> [TEXT SEGMENT]
_ _ _ _ _

During fast speech, sequences of vowels in hiatus become diphthongs wherein one becomes non-syllabic (unless they are the same vowel, in which case they fuse together) as in poeta [ˈpo̯eta] ('poet') and maestro [ˈmae̯stɾo] ('teacher').[37] Similarly, the relatively rare diphthong /eu/ may be reduced to [u] in certain unstressed contexts, as in Euphemia, [uˈfemja].[38] In the case of verbs like aliviar ('relieve'), diphthongs result from the suffixation of normal verbal morphology onto a stem-final /j/ (that is, aliviar would be |alibj| + |ar|).[39] This contrasts with verbs like ampliar ('to extend') which, by their verbal morphology, seem to have stems ending in /i/.[40]

Spanish also possesses triphthongs like /wei/ and, in dialects that use a second person plural conjugation, /jai/, /jei/, and /wai/ (e.g. buey, 'ox'; cambiáis, 'you change'; cambiéis, '(that) you may change'; and averiguáis, 'you ascertain').[41] Non-syllabic /e/, /o/, and /a/ can be reduced to [ʝ], [w̝] and complete elision, respectively, as in beatitud [bʝatiˈtuð] ('beatitude'), poetisa [pe̞ˈtisa] ('poetess'), and ahorita [o̞ˈɾita] ('right away'); the frequency (though not the presence) of this phenomenon differs amongst dialects, with a number having it occur rarely and others exhibiting it always.[42]

Phonetic nasalization occurs for vowels occurring between nasal consonants or when preceding a syllable-final nasal.[43]

Stress

Spanish is a syllable-timed language, so each syllable has roughly the same duration regardless of stress.[44][45] Although pitch, duration, and loudness contribute to the perception of stress,[46] pitch is the most important in isolation.[47]

Stress most often occurs on any of the last three syllables of a word, with some rare exceptions at the fourth last. The tendencies of stress assignment are as follows:[48]

  • In words ending in vowels and /s/, stress most often falls on the penultimate syllable.
  • In words ending in all other consonants, the stress more often falls on the last syllable.
  • Preantepenultimate stress occurs rarely and only in words like guardándoselos ('saving them for him/her') where clitics follow certain verbal forms.

In addition to the many exceptions to these tendencies, there are numerous minimal pairs which contrast solely on stress such as sábana ('sheet') and sabana ('savannah'), as well as límite ('boundary'), limite ('[that] he/she limits') and limité ('I limited').

Lexical stress may be marked orthographically with an acute accent (ácido, distinción, etc). This is done according to the mandatory stress rules of Spanish orthography which are similar to the tendencies above (differing with words like distinción) and are defined so as to unequivocally indicate where the stress lies in a given written word. An acute accent may also be used to differentiate homophones (such as for 'tea' and te for 'you').

_ _ _ _ _

> [RECORD LIST]

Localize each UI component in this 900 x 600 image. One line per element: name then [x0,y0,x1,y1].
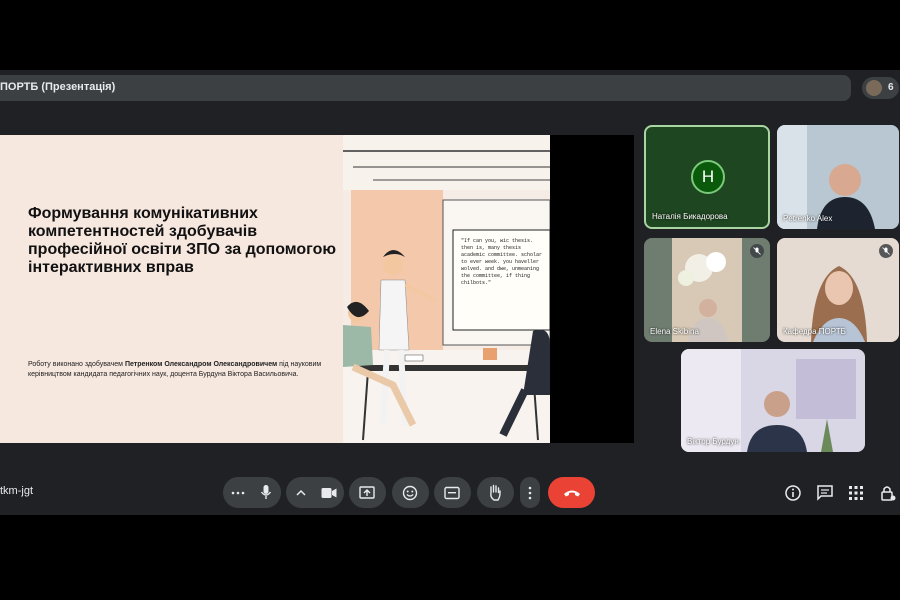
activities-grid-icon[interactable] [847,484,865,502]
slide: Формування комунікативних компетентносте… [0,135,550,443]
raise-hand-button[interactable] [477,477,514,508]
end-call-icon [564,490,580,497]
slide-subtitle: Роботу виконано здобувачем Петренком Оле… [28,360,328,380]
meet-window: ПОРТБ (Презентація) 6 Формування комунік… [0,70,900,515]
microphone-icon [260,485,272,499]
more-options-button[interactable] [520,477,540,508]
closed-captions-icon [444,486,460,500]
reactions-button[interactable] [392,477,429,508]
chevron-up-icon[interactable] [295,487,307,499]
participants-button[interactable]: 6 [862,77,899,99]
emoji-icon [402,485,418,501]
captions-button[interactable] [434,477,471,508]
more-options-mic-group [223,477,281,508]
participant-tile[interactable]: Elena Skibina [644,238,770,342]
mic-off-icon [879,244,893,258]
participant-avatar: Н [691,160,725,194]
hand-icon [490,484,501,501]
camera-button[interactable] [313,477,344,508]
mic-off-icon [750,244,764,258]
chat-icon[interactable] [816,484,834,502]
present-button[interactable] [349,477,386,508]
video-camera-icon [321,488,337,498]
presentation-area: Формування комунікативних компетентносте… [0,135,634,443]
meeting-code: tkm-jgt [0,485,33,497]
participant-tile[interactable]: Petrenko Alex [777,125,899,229]
board-text: "If can you, wic thesis. then is, many t… [461,238,543,286]
author-prefix: Роботу виконано здобувачем [28,361,125,368]
participant-name: Petrenko Alex [783,214,833,223]
classroom-illustration: "If can you, wic thesis. then is, many t… [343,135,550,443]
presentation-title-bar: ПОРТБ (Презентація) [0,75,851,101]
participant-tile[interactable]: Н Наталія Бикадорова [644,125,770,229]
more-dots-icon[interactable] [231,486,245,500]
camera-group [286,477,344,508]
participant-name: Кафедра ПОРТБ [783,327,846,336]
more-vert-icon [528,486,532,500]
participant-count: 6 [888,82,894,93]
info-icon[interactable] [784,484,802,502]
participant-avatar-icon [866,80,882,96]
participant-name: Наталія Бикадорова [652,212,728,221]
slide-title: Формування комунікативних компетентносте… [28,205,337,276]
mic-button[interactable] [250,477,281,508]
author-name: Петренком Олександром Олександровичем [124,361,278,368]
participant-name: Віктор Бурдун [687,437,739,446]
participant-name: Elena Skibina [650,327,699,336]
present-screen-icon [359,486,375,499]
presentation-title: ПОРТБ (Презентація) [0,81,116,93]
leave-call-button[interactable] [548,477,595,508]
participant-tile[interactable]: Віктор Бурдун [681,349,865,452]
participant-tile[interactable]: Кафедра ПОРТБ [777,238,899,342]
host-controls-lock-icon[interactable] [879,484,897,502]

_ _ _ _ _

> [DESCRIPTION OF THE TASK] Retype the stretch of the Spanish pronunciation text from "Lexical stress may" through "te for 'you').". Rely only on the text about Spanish pronunciation.

> [SOLUTION TO THE EXERCISE]
Lexical stress may be marked orthographically with an acute accent (ácido, distinción, etc). This is done according to the mandatory stress rules of Spanish orthography which are similar to the tendencies above (differing with words like distinción) and are defined so as to unequivocally indicate where the stress lies in a given written word. An acute accent may also be used to differentiate homophones (such as for 'tea' and te for 'you').